*Exercise objective*:
Copy every line that mentions the word "likes".

*Information supplied*:
-- begin --

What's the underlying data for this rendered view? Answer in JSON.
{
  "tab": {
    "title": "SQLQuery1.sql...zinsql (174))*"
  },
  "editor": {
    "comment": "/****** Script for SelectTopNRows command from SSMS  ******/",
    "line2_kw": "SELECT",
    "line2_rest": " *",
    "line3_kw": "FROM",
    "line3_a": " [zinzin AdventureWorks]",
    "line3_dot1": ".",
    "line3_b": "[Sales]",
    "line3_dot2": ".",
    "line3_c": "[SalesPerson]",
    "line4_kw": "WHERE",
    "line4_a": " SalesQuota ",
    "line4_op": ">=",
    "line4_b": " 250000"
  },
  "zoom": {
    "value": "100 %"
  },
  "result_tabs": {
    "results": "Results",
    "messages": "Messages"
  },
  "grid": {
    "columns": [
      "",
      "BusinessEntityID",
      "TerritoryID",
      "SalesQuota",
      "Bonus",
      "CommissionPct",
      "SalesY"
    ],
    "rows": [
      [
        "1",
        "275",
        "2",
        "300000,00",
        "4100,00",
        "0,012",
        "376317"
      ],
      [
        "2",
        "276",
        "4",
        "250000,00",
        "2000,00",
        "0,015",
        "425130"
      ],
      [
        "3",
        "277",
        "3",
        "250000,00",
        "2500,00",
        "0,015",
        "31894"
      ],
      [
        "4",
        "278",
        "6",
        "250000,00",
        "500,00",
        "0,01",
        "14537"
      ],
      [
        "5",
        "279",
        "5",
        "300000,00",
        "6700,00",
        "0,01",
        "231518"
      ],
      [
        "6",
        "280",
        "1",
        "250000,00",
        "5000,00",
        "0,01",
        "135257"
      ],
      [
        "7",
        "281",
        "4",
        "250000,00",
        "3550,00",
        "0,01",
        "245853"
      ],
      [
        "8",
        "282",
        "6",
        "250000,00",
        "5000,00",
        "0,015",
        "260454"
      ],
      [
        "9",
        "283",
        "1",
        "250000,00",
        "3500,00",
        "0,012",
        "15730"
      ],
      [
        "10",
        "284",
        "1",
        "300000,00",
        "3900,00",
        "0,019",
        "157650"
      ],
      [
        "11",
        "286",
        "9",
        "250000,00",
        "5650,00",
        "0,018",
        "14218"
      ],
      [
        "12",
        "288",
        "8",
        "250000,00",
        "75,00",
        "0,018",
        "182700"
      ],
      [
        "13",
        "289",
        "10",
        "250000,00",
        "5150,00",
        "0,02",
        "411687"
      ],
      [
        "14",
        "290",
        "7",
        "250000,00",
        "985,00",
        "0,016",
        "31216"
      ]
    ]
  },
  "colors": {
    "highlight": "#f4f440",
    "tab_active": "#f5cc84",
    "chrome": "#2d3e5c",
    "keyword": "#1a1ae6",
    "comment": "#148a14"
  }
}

-- end --
-- begin --

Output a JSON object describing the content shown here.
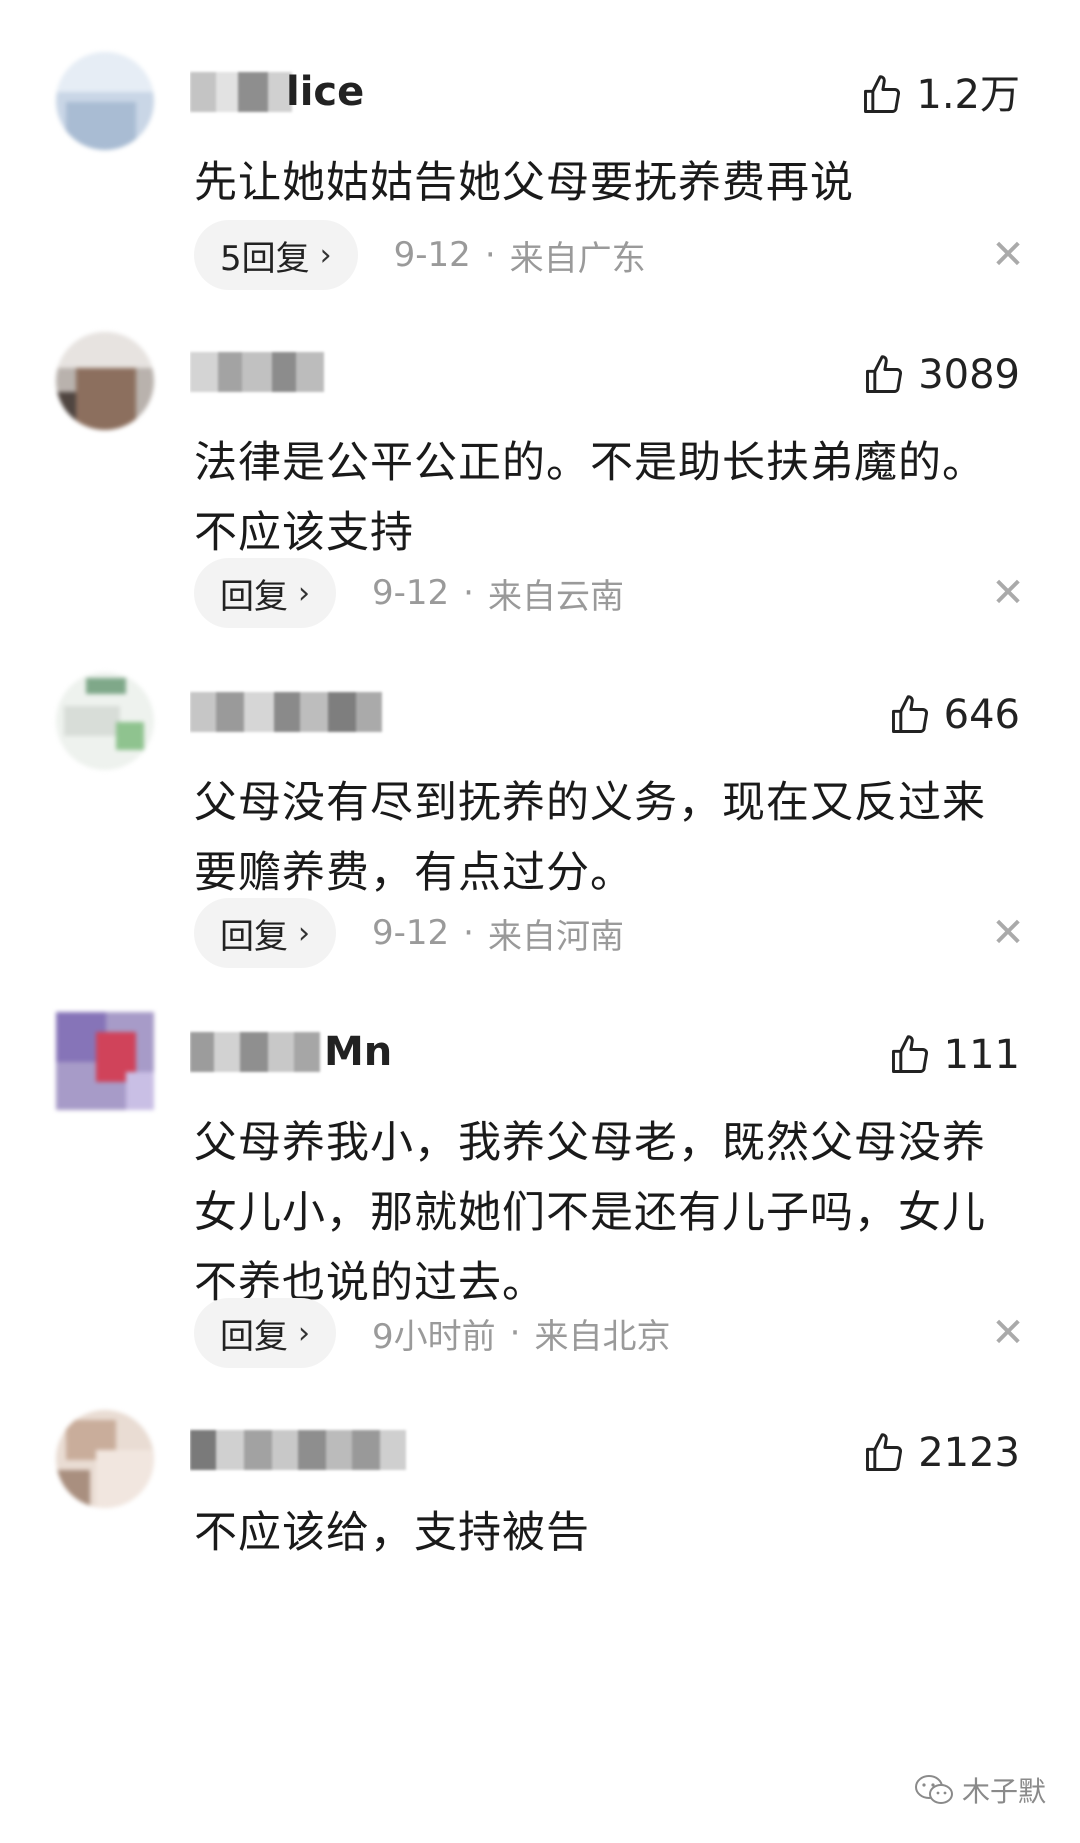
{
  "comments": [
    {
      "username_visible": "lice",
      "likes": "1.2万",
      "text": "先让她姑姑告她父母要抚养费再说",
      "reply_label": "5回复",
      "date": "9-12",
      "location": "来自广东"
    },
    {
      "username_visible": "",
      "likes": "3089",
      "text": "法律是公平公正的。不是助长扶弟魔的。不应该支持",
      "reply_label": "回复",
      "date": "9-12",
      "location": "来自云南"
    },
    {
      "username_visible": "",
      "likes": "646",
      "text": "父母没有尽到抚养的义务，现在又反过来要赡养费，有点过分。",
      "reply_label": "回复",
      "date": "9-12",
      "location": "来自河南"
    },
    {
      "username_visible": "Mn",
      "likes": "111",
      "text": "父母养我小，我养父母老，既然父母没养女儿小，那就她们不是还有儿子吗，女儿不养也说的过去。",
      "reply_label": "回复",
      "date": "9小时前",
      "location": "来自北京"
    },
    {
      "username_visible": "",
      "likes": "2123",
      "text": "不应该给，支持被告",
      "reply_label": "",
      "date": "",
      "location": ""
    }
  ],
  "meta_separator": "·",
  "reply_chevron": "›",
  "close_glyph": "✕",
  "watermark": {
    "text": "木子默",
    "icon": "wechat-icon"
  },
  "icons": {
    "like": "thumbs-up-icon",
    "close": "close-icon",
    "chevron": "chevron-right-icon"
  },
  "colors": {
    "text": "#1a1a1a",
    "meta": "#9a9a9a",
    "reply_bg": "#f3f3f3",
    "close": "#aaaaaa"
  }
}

-- end --

*Solved problem*:
      "likes": "1.2万",
      "likes": "3089",
      "likes": "646",
      "likes": "111",
      "likes": "2123",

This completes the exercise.